Extracted records:
* * *

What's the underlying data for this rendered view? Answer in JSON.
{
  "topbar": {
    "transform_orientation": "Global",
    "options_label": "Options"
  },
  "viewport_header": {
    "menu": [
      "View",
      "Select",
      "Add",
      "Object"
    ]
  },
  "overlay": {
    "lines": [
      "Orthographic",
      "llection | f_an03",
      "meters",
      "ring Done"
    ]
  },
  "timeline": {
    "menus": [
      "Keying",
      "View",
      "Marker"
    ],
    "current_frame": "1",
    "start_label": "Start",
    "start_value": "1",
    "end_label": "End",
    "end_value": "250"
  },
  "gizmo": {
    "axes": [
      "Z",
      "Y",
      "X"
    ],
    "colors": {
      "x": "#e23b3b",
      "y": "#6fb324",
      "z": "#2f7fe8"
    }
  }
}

* * *

Print the material verbatim, all of it.

**REPLY**:
What's the underlying data for this rendered view? Answer in JSON.
{
  "topbar": {
    "transform_orientation": "Global",
    "options_label": "Options"
  },
  "viewport_header": {
    "menu": [
      "View",
      "Select",
      "Add",
      "Object"
    ]
  },
  "overlay": {
    "lines": [
      "Orthographic",
      "llection | f_an03",
      "meters",
      "ring Done"
    ]
  },
  "timeline": {
    "menus": [
      "Keying",
      "View",
      "Marker"
    ],
    "current_frame": "1",
    "start_label": "Start",
    "start_value": "1",
    "end_label": "End",
    "end_value": "250"
  },
  "gizmo": {
    "axes": [
      "Z",
      "Y",
      "X"
    ],
    "colors": {
      "x": "#e23b3b",
      "y": "#6fb324",
      "z": "#2f7fe8"
    }
  }
}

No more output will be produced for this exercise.